### Brief
Write out every record below exactly as it appears.

### Entries shown
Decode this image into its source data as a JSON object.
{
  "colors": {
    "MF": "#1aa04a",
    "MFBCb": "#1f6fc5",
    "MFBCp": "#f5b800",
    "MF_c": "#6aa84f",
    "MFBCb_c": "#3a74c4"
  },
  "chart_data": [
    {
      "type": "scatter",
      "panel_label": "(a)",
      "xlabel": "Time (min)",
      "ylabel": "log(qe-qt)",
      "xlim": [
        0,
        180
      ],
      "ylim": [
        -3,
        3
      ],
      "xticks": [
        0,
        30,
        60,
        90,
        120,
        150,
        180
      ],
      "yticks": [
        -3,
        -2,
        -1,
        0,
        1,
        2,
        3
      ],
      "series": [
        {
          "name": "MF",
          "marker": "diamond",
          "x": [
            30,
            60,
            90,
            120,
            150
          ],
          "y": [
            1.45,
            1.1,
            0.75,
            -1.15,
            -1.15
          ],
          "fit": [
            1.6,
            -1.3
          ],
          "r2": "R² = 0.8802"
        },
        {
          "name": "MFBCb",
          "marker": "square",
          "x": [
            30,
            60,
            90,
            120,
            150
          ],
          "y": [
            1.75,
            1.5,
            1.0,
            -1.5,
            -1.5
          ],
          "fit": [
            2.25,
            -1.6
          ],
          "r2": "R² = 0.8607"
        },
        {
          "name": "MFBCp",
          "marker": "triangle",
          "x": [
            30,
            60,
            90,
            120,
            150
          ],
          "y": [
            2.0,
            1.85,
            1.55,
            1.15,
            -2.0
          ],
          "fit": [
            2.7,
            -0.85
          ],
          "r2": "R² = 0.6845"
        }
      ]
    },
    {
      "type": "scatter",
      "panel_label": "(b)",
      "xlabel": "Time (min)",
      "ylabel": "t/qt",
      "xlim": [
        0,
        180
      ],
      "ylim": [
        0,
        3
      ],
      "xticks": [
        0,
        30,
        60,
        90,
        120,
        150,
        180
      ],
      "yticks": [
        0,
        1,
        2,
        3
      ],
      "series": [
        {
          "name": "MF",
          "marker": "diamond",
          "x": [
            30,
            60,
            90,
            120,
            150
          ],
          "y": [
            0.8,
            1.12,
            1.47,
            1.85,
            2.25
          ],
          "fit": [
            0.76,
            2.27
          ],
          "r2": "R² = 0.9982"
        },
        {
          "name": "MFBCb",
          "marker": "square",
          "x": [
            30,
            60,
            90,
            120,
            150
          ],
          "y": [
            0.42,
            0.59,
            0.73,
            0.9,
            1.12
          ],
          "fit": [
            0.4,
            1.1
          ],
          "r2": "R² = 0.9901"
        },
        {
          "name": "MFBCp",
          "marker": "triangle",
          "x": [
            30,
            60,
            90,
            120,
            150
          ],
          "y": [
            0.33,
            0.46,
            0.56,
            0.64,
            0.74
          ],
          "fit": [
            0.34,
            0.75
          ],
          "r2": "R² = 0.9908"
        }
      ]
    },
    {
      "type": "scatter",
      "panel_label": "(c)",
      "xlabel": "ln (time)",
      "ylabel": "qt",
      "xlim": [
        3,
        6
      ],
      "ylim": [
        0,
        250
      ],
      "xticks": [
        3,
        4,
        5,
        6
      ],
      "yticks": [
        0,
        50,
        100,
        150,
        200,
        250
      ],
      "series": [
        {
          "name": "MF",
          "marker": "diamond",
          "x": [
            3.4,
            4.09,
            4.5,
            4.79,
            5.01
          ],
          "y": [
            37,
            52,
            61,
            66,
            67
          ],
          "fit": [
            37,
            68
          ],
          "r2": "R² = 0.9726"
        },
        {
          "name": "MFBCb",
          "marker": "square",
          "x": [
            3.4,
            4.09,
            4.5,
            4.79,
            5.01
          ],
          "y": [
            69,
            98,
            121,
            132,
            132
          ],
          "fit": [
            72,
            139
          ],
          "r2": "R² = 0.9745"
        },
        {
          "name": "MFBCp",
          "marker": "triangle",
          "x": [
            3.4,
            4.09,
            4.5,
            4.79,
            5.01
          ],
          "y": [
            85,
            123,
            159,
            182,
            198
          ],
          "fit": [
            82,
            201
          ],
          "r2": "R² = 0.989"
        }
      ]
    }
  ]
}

### Solution
Decode this image into its source data as a JSON object.
{
  "colors": {
    "MF": "#1aa04a",
    "MFBCb": "#1f6fc5",
    "MFBCp": "#f5b800",
    "MF_c": "#6aa84f",
    "MFBCb_c": "#3a74c4"
  },
  "chart_data": [
    {
      "type": "scatter",
      "panel_label": "(a)",
      "xlabel": "Time (min)",
      "ylabel": "log(qe-qt)",
      "xlim": [
        0,
        180
      ],
      "ylim": [
        -3,
        3
      ],
      "xticks": [
        0,
        30,
        60,
        90,
        120,
        150,
        180
      ],
      "yticks": [
        -3,
        -2,
        -1,
        0,
        1,
        2,
        3
      ],
      "series": [
        {
          "name": "MF",
          "marker": "diamond",
          "x": [
            30,
            60,
            90,
            120,
            150
          ],
          "y": [
            1.45,
            1.1,
            0.75,
            -1.15,
            -1.15
          ],
          "fit": [
            1.6,
            -1.3
          ],
          "r2": "R² = 0.8802"
        },
        {
          "name": "MFBCb",
          "marker": "square",
          "x": [
            30,
            60,
            90,
            120,
            150
          ],
          "y": [
            1.75,
            1.5,
            1.0,
            -1.5,
            -1.5
          ],
          "fit": [
            2.25,
            -1.6
          ],
          "r2": "R² = 0.8607"
        },
        {
          "name": "MFBCp",
          "marker": "triangle",
          "x": [
            30,
            60,
            90,
            120,
            150
          ],
          "y": [
            2.0,
            1.85,
            1.55,
            1.15,
            -2.0
          ],
          "fit": [
            2.7,
            -0.85
          ],
          "r2": "R² = 0.6845"
        }
      ]
    },
    {
      "type": "scatter",
      "panel_label": "(b)",
      "xlabel": "Time (min)",
      "ylabel": "t/qt",
      "xlim": [
        0,
        180
      ],
      "ylim": [
        0,
        3
      ],
      "xticks": [
        0,
        30,
        60,
        90,
        120,
        150,
        180
      ],
      "yticks": [
        0,
        1,
        2,
        3
      ],
      "series": [
        {
          "name": "MF",
          "marker": "diamond",
          "x": [
            30,
            60,
            90,
            120,
            150
          ],
          "y": [
            0.8,
            1.12,
            1.47,
            1.85,
            2.25
          ],
          "fit": [
            0.76,
            2.27
          ],
          "r2": "R² = 0.9982"
        },
        {
          "name": "MFBCb",
          "marker": "square",
          "x": [
            30,
            60,
            90,
            120,
            150
          ],
          "y": [
            0.42,
            0.59,
            0.73,
            0.9,
            1.12
          ],
          "fit": [
            0.4,
            1.1
          ],
          "r2": "R² = 0.9901"
        },
        {
          "name": "MFBCp",
          "marker": "triangle",
          "x": [
            30,
            60,
            90,
            120,
            150
          ],
          "y": [
            0.33,
            0.46,
            0.56,
            0.64,
            0.74
          ],
          "fit": [
            0.34,
            0.75
          ],
          "r2": "R² = 0.9908"
        }
      ]
    },
    {
      "type": "scatter",
      "panel_label": "(c)",
      "xlabel": "ln (time)",
      "ylabel": "qt",
      "xlim": [
        3,
        6
      ],
      "ylim": [
        0,
        250
      ],
      "xticks": [
        3,
        4,
        5,
        6
      ],
      "yticks": [
        0,
        50,
        100,
        150,
        200,
        250
      ],
      "series": [
        {
          "name": "MF",
          "marker": "diamond",
          "x": [
            3.4,
            4.09,
            4.5,
            4.79,
            5.01
          ],
          "y": [
            37,
            52,
            61,
            66,
            67
          ],
          "fit": [
            37,
            68
          ],
          "r2": "R² = 0.9726"
        },
        {
          "name": "MFBCb",
          "marker": "square",
          "x": [
            3.4,
            4.09,
            4.5,
            4.79,
            5.01
          ],
          "y": [
            69,
            98,
            121,
            132,
            132
          ],
          "fit": [
            72,
            139
          ],
          "r2": "R² = 0.9745"
        },
        {
          "name": "MFBCp",
          "marker": "triangle",
          "x": [
            3.4,
            4.09,
            4.5,
            4.79,
            5.01
          ],
          "y": [
            85,
            123,
            159,
            182,
            198
          ],
          "fit": [
            82,
            201
          ],
          "r2": "R² = 0.989"
        }
      ]
    }
  ]
}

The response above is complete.